## START PROVIDED ENTRIES

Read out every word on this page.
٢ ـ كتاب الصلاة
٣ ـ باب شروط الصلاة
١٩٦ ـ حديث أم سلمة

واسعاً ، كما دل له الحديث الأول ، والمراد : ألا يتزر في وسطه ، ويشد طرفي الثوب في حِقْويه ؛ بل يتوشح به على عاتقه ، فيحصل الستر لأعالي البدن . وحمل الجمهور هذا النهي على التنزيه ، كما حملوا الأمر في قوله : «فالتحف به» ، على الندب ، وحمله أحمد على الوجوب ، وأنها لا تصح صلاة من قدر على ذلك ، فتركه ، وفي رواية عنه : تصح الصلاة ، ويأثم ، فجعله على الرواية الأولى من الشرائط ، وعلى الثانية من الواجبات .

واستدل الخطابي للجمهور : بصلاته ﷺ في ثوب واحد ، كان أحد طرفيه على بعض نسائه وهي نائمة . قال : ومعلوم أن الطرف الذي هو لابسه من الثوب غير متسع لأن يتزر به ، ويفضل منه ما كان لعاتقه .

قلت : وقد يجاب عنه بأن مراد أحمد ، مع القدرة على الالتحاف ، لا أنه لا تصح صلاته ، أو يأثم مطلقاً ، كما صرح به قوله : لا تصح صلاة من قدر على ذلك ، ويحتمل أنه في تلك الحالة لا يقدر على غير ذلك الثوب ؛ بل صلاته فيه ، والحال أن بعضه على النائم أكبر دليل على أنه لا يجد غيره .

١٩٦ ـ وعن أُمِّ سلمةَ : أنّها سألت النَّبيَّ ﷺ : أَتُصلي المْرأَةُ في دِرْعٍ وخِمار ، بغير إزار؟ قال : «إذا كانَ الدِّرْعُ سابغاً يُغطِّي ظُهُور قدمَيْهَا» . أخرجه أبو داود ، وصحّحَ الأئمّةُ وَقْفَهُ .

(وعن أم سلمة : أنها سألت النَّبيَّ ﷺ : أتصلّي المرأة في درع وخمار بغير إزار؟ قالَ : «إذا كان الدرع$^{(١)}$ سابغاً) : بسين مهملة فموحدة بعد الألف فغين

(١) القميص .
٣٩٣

## END PROVIDED ENTRIES

→ **WHAT IS NEEDED**
From the data, collect all lines where the string "سابغا" appears.

→ **CORRECT ANSWER**
١٩٦ ـ وعن أُمِّ سلمةَ : أنّها سألت النَّبيَّ ﷺ : أَتُصلي المْرأَةُ في دِرْعٍ وخِمار ، بغير إزار؟ قال : «إذا كانَ الدِّرْعُ سابغاً يُغطِّي ظُهُور قدمَيْهَا» . أخرجه أبو داود ، وصحّحَ الأئمّةُ وَقْفَهُ .
(وعن أم سلمة : أنها سألت النَّبيَّ ﷺ : أتصلّي المرأة في درع وخمار بغير إزار؟ قالَ : «إذا كان الدرع$^{(١)}$ سابغاً) : بسين مهملة فموحدة بعد الألف فغين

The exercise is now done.